Collected data
══════════

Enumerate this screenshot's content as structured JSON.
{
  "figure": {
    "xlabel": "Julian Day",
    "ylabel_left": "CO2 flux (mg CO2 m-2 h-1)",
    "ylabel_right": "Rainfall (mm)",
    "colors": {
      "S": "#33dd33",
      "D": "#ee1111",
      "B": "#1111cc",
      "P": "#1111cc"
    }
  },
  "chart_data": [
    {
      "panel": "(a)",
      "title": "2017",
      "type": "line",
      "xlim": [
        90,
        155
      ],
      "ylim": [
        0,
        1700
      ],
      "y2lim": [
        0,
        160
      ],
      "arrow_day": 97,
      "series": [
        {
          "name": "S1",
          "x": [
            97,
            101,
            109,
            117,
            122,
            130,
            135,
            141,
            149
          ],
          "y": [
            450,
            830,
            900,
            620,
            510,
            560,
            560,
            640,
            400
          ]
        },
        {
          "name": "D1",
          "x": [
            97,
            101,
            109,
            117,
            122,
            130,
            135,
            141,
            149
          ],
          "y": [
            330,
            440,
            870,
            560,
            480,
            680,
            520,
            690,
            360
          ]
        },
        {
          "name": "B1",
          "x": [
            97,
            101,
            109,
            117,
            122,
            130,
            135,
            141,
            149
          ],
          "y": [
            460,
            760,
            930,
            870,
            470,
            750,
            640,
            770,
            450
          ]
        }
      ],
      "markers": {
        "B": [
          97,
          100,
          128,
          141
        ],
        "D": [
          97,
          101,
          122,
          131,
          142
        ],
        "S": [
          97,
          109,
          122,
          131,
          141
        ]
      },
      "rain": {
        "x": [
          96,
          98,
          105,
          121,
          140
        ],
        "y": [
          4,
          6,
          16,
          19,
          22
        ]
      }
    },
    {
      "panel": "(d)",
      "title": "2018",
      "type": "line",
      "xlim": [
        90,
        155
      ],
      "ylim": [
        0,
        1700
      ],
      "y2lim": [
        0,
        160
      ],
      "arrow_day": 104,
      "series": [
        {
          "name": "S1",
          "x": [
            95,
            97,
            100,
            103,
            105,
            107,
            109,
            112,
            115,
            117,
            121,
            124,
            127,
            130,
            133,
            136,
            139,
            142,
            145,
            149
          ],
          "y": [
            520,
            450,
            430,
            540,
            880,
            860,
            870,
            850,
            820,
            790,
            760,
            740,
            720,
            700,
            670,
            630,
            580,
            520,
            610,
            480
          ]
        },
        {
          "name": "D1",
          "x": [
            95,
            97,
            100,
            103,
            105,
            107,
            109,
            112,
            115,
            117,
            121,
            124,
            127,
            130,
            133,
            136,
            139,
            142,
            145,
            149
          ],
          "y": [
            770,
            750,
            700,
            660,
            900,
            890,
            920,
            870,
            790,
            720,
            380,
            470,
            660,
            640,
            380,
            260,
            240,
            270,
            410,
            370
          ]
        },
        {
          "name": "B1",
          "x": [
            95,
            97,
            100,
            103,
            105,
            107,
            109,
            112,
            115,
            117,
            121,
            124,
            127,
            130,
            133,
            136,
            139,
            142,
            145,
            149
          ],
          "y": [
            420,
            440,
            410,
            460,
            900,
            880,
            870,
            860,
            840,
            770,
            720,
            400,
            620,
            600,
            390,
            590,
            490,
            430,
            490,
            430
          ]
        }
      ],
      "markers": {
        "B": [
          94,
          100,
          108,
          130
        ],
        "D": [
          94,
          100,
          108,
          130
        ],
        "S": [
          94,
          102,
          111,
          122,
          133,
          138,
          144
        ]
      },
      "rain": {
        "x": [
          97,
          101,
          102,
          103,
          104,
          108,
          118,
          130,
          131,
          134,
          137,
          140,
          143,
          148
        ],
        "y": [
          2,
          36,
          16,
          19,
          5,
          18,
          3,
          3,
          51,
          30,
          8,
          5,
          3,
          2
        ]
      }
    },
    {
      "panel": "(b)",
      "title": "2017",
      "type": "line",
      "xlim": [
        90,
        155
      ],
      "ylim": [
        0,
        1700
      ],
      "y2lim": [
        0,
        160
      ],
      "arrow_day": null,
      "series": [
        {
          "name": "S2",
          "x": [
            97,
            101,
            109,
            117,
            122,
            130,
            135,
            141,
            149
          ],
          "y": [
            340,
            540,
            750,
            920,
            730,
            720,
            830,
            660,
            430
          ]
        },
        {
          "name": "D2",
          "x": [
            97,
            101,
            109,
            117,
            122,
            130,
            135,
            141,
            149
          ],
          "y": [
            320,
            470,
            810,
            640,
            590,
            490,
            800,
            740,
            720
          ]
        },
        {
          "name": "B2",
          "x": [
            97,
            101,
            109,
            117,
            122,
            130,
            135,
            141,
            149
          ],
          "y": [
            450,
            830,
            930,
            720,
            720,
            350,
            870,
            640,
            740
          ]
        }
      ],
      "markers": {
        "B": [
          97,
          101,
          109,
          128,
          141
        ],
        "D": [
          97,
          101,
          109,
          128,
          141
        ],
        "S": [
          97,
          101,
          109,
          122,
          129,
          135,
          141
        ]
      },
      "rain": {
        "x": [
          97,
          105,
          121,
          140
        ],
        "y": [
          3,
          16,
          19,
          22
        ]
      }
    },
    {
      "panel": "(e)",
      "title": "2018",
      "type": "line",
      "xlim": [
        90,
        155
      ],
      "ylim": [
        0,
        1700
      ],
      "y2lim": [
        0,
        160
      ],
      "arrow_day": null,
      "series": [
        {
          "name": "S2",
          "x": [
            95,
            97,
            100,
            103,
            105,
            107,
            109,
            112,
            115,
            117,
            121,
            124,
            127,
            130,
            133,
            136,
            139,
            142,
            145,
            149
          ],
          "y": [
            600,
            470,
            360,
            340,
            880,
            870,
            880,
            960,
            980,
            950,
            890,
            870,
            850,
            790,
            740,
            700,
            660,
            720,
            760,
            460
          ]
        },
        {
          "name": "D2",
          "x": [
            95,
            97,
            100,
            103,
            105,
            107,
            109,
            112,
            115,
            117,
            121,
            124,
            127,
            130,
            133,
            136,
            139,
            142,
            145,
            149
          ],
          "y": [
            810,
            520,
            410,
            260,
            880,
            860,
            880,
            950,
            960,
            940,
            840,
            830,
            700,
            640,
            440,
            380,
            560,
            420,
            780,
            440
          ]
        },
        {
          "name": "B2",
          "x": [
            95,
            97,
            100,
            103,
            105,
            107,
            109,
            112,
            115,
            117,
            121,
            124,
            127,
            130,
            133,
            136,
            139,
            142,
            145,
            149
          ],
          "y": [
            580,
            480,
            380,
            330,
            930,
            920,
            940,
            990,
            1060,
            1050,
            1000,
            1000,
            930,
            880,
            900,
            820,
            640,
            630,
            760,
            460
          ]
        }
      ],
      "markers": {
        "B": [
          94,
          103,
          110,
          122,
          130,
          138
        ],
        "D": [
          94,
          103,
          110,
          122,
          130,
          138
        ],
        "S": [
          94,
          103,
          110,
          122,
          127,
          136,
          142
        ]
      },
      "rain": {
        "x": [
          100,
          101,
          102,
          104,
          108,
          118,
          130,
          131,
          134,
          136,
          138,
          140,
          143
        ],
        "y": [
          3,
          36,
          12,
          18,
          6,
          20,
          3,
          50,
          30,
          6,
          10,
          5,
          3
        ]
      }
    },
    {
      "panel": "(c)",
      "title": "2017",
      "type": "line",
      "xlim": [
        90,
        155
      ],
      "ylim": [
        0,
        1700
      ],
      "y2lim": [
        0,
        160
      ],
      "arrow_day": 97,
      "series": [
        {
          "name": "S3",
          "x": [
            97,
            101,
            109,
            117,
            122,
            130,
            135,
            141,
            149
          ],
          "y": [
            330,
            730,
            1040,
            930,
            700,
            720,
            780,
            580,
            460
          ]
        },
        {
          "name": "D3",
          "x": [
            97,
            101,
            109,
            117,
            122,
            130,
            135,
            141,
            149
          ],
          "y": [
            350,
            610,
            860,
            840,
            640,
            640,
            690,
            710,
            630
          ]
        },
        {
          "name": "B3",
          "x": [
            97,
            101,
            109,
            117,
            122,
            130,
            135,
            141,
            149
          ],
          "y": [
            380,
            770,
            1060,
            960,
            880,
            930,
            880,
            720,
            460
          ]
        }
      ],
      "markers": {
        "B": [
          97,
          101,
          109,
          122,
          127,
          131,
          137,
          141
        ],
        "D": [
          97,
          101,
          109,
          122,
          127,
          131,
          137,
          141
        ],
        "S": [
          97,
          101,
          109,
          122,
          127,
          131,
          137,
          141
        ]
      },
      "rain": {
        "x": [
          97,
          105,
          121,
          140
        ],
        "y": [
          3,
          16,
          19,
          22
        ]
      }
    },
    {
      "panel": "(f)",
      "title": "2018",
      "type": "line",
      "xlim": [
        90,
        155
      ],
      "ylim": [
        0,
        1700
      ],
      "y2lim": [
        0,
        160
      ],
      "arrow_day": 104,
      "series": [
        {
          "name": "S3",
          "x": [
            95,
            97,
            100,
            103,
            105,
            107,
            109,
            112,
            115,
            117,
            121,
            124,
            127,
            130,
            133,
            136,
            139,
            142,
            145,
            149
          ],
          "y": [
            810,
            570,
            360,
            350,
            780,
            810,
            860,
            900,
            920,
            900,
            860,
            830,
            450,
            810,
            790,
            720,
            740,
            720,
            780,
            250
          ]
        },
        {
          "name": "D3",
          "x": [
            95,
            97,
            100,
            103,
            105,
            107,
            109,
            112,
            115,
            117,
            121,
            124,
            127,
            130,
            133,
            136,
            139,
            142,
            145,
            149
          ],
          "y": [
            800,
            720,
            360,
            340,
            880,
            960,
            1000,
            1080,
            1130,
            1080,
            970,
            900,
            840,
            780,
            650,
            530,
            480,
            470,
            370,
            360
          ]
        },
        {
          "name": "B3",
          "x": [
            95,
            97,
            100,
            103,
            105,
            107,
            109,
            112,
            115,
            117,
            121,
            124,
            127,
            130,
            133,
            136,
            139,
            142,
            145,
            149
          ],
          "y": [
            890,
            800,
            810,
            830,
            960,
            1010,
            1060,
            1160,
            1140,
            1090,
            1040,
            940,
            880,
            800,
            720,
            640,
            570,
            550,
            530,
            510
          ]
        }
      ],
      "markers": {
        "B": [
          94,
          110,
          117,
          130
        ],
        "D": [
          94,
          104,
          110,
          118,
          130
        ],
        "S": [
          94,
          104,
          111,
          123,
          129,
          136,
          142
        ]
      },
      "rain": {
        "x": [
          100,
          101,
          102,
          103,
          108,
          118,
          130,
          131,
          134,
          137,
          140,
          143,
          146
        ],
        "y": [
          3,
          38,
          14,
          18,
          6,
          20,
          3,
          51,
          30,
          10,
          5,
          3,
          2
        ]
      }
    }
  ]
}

══════════

◆ Set exercise
Using the records above, list each line that includes "panel".

◆ Exercise solution
      "panel": "(a)",
      "panel": "(d)",
      "panel": "(b)",
      "panel": "(e)",
      "panel": "(c)",
      "panel": "(f)",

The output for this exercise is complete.